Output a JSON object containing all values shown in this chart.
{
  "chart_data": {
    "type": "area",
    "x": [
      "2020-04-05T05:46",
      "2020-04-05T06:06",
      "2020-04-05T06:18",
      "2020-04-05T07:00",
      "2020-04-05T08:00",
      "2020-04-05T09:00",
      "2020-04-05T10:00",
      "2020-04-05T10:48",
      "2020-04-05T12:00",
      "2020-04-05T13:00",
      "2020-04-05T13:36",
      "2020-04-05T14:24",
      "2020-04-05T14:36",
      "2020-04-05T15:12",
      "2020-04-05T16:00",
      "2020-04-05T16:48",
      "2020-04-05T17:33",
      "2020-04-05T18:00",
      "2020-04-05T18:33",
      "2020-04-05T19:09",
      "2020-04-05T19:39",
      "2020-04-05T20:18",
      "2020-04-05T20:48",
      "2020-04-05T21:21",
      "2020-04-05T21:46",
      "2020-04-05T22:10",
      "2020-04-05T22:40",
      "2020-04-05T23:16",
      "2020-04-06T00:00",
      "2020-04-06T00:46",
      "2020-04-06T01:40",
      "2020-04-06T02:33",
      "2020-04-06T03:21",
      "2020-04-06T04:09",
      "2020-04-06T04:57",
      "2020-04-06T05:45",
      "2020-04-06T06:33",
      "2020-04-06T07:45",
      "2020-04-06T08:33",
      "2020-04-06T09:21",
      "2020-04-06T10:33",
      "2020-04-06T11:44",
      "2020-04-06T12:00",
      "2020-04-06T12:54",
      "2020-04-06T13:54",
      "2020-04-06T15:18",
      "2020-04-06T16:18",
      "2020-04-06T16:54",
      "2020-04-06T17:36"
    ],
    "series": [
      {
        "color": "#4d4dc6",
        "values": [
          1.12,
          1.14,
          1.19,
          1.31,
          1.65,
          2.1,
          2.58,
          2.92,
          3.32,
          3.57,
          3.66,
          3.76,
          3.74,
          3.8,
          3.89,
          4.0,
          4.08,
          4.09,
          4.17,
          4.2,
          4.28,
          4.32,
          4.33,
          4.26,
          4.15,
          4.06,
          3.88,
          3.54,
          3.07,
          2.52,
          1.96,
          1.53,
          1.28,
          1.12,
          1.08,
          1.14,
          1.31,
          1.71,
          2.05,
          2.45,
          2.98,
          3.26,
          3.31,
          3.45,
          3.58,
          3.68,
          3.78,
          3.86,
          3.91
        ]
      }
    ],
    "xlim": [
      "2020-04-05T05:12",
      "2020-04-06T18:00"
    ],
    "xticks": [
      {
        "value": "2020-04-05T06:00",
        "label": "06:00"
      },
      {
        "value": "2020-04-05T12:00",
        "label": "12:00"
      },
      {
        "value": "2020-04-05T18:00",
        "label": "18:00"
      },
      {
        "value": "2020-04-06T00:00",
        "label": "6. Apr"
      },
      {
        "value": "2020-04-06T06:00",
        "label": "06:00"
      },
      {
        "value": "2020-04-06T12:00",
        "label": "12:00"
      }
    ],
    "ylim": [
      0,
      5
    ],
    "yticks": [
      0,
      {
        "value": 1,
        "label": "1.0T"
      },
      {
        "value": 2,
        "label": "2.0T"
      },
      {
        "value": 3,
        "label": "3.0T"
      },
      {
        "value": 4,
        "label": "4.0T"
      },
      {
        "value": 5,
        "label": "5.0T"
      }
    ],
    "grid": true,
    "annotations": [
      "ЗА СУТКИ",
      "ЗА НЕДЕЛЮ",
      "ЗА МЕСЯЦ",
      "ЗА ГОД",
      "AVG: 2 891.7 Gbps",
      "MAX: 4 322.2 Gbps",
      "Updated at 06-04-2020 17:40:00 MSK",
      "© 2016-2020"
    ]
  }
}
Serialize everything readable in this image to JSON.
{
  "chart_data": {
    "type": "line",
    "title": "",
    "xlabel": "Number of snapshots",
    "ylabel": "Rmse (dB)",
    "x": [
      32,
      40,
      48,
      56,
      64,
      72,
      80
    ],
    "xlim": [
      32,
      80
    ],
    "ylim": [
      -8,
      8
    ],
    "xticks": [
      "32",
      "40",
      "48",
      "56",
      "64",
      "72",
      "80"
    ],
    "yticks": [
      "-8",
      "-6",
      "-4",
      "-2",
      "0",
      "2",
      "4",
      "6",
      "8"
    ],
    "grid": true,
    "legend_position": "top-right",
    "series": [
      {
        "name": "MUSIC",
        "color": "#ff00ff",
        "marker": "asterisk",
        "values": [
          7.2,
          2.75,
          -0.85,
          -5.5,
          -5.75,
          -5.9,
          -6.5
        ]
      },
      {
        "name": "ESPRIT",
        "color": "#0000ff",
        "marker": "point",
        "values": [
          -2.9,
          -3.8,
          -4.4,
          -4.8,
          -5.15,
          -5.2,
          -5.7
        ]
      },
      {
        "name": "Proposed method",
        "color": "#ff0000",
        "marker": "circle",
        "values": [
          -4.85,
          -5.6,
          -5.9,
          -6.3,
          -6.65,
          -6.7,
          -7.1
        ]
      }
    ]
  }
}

--

Aim of the exercise:
Locate the line that contains "Serialize everything readable". Repeat it and every line after it, up to and including the final line, exactly.

Expected answer:
Serialize everything readable in this image to JSON.
{
  "chart_data": {
    "type": "line",
    "title": "",
    "xlabel": "Number of snapshots",
    "ylabel": "Rmse (dB)",
    "x": [
      32,
      40,
      48,
      56,
      64,
      72,
      80
    ],
    "xlim": [
      32,
      80
    ],
    "ylim": [
      -8,
      8
    ],
    "xticks": [
      "32",
      "40",
      "48",
      "56",
      "64",
      "72",
      "80"
    ],
    "yticks": [
      "-8",
      "-6",
      "-4",
      "-2",
      "0",
      "2",
      "4",
      "6",
      "8"
    ],
    "grid": true,
    "legend_position": "top-right",
    "series": [
      {
        "name": "MUSIC",
        "color": "#ff00ff",
        "marker": "asterisk",
        "values": [
          7.2,
          2.75,
          -0.85,
          -5.5,
          -5.75,
          -5.9,
          -6.5
        ]
      },
      {
        "name": "ESPRIT",
        "color": "#0000ff",
        "marker": "point",
        "values": [
          -2.9,
          -3.8,
          -4.4,
          -4.8,
          -5.15,
          -5.2,
          -5.7
        ]
      },
      {
        "name": "Proposed method",
        "color": "#ff0000",
        "marker": "circle",
        "values": [
          -4.85,
          -5.6,
          -5.9,
          -6.3,
          -6.65,
          -6.7,
          -7.1
        ]
      }
    ]
  }
}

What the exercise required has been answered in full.